AIM OF THE EXERCISE: Scan the data below for the string "JSON". Copy every line where it appears.

DATA SHOWN:

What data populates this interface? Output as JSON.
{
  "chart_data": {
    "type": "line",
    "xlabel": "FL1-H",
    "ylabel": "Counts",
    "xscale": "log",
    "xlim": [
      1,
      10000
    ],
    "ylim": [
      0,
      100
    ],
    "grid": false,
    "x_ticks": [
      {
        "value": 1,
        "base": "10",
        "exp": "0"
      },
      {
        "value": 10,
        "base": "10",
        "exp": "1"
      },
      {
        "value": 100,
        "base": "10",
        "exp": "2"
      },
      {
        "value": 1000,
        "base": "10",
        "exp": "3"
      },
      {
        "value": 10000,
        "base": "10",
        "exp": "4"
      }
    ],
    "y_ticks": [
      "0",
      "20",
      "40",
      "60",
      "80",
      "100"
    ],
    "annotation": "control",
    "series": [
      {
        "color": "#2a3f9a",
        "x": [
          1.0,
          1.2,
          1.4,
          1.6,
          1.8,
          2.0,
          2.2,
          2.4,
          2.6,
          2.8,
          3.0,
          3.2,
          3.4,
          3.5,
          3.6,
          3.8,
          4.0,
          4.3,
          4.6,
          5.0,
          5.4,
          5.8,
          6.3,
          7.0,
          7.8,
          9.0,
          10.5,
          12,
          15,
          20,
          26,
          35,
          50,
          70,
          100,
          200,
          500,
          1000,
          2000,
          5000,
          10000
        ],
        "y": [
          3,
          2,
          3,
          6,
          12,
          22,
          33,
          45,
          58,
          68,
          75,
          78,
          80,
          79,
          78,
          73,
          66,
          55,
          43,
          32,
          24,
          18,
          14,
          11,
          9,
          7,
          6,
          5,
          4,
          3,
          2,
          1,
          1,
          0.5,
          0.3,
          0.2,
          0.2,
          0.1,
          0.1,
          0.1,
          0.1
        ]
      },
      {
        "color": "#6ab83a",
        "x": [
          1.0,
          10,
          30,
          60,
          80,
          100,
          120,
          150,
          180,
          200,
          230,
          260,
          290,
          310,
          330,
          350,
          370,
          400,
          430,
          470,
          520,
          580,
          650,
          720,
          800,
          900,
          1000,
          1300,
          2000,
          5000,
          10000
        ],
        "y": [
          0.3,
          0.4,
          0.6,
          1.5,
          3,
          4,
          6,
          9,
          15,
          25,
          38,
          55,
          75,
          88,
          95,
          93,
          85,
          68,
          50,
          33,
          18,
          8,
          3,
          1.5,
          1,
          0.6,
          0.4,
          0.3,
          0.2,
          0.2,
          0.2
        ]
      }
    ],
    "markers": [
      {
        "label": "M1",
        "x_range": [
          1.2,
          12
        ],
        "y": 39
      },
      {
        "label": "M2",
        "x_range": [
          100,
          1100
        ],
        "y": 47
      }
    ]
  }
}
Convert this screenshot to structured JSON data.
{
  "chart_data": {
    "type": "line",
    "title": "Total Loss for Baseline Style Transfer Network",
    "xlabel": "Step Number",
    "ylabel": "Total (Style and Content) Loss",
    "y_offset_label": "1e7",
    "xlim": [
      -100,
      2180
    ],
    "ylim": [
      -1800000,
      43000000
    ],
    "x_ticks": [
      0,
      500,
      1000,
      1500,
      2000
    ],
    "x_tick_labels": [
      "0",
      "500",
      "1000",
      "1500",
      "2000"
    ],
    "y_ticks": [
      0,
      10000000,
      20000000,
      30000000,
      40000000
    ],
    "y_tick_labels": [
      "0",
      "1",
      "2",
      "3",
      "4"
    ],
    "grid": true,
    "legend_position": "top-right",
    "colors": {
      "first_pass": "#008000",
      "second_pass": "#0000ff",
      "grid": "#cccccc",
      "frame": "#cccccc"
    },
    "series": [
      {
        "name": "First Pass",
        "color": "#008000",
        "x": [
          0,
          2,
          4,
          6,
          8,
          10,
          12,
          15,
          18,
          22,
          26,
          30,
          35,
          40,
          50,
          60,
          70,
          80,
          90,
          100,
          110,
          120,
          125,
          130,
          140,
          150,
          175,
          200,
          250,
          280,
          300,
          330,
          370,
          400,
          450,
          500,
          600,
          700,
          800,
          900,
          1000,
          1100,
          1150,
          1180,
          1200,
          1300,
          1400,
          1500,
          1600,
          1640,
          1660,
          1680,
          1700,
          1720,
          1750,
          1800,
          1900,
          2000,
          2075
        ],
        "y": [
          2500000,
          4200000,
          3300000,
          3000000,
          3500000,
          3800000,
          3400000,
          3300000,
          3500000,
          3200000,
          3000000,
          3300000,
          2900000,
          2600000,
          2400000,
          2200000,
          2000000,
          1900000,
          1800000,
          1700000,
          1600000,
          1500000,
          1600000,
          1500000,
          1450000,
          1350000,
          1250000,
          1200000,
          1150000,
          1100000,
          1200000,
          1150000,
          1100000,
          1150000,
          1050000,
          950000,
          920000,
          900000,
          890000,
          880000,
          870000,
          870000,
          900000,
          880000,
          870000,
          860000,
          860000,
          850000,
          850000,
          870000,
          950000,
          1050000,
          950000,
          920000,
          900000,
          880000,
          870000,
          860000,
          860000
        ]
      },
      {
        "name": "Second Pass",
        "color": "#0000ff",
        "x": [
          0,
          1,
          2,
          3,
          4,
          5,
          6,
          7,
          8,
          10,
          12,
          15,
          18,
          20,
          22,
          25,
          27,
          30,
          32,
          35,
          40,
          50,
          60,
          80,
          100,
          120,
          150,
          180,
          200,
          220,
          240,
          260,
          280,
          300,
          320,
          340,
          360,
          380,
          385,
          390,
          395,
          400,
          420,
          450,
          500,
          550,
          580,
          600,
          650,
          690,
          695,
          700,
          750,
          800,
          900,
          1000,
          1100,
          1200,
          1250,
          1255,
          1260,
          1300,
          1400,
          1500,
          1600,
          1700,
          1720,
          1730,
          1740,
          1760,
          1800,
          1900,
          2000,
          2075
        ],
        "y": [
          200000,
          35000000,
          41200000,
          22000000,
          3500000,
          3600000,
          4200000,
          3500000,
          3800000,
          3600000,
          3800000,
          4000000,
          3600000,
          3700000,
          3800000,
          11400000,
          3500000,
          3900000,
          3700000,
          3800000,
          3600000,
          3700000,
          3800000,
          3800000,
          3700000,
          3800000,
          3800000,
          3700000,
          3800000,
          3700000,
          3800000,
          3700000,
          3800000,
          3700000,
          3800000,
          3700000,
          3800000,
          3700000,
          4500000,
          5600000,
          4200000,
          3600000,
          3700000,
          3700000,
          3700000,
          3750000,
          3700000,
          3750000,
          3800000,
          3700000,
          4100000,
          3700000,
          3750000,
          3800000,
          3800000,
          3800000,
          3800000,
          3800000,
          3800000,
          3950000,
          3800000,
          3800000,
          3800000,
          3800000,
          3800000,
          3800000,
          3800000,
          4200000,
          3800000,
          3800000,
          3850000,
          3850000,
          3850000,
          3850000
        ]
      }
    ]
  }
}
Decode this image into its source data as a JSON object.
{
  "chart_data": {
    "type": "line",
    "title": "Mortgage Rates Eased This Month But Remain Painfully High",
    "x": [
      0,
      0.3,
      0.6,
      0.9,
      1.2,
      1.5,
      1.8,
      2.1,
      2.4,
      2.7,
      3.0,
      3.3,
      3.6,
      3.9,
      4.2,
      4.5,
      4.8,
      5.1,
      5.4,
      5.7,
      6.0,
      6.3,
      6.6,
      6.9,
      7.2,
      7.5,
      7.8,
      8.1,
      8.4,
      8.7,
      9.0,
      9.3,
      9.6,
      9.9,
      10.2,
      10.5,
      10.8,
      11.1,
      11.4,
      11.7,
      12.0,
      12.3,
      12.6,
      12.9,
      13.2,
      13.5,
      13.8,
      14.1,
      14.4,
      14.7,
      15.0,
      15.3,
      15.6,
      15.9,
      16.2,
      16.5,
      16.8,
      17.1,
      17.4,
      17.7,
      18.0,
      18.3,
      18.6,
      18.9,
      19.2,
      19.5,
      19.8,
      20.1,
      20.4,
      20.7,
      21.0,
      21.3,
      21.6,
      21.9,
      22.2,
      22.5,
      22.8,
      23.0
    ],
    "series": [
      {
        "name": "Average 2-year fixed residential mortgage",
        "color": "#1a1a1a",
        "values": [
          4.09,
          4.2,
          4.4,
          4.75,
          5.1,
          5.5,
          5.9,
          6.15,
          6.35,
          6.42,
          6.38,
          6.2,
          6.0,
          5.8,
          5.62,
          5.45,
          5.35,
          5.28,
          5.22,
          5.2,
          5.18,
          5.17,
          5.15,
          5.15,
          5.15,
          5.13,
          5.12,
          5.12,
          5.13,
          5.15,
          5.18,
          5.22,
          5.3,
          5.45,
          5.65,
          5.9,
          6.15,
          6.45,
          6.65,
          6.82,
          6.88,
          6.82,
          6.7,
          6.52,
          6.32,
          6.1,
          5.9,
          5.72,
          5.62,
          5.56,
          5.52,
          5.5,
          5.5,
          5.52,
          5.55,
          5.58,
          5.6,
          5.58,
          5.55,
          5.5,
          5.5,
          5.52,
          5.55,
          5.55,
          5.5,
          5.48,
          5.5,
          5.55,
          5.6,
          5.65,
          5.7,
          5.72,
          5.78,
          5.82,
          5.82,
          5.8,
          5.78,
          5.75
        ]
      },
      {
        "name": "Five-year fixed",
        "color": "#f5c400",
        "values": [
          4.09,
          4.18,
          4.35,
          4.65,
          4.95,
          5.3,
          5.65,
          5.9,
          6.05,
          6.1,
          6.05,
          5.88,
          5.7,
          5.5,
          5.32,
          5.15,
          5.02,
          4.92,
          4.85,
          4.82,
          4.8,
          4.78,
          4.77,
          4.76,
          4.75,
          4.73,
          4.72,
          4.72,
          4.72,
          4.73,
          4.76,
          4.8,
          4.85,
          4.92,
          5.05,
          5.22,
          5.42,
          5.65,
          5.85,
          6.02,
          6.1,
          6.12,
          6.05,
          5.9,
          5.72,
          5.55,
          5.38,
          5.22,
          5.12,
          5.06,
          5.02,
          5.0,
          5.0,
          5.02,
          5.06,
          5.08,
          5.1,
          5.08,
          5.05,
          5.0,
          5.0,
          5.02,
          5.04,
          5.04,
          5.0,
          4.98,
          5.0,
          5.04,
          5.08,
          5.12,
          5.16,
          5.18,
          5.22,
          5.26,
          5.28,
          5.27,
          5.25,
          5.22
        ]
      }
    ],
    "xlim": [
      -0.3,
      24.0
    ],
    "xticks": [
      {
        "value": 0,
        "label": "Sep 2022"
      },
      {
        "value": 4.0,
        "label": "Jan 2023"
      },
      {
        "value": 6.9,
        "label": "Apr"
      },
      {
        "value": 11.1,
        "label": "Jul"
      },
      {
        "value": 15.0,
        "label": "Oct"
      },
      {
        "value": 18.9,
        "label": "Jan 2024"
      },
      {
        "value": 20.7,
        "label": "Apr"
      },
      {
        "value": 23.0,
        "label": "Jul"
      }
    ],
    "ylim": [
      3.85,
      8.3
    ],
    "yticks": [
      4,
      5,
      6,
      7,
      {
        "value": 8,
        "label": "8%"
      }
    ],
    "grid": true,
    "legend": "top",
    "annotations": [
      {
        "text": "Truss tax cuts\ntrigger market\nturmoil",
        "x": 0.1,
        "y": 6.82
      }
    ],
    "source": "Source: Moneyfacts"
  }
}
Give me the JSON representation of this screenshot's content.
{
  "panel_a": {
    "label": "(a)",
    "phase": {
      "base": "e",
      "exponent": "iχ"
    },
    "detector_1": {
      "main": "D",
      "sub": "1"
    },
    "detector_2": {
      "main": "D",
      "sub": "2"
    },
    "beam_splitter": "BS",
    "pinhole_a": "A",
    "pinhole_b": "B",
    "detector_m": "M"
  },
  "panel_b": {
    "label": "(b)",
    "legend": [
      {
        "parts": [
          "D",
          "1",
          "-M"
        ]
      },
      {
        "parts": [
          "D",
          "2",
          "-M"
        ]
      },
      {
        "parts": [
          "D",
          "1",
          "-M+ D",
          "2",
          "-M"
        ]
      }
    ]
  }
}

CORRECT RESULT:
What data populates this interface? Output as JSON.
Convert this screenshot to structured JSON data.
Decode this image into its source data as a JSON object.
Give me the JSON representation of this screenshot's content.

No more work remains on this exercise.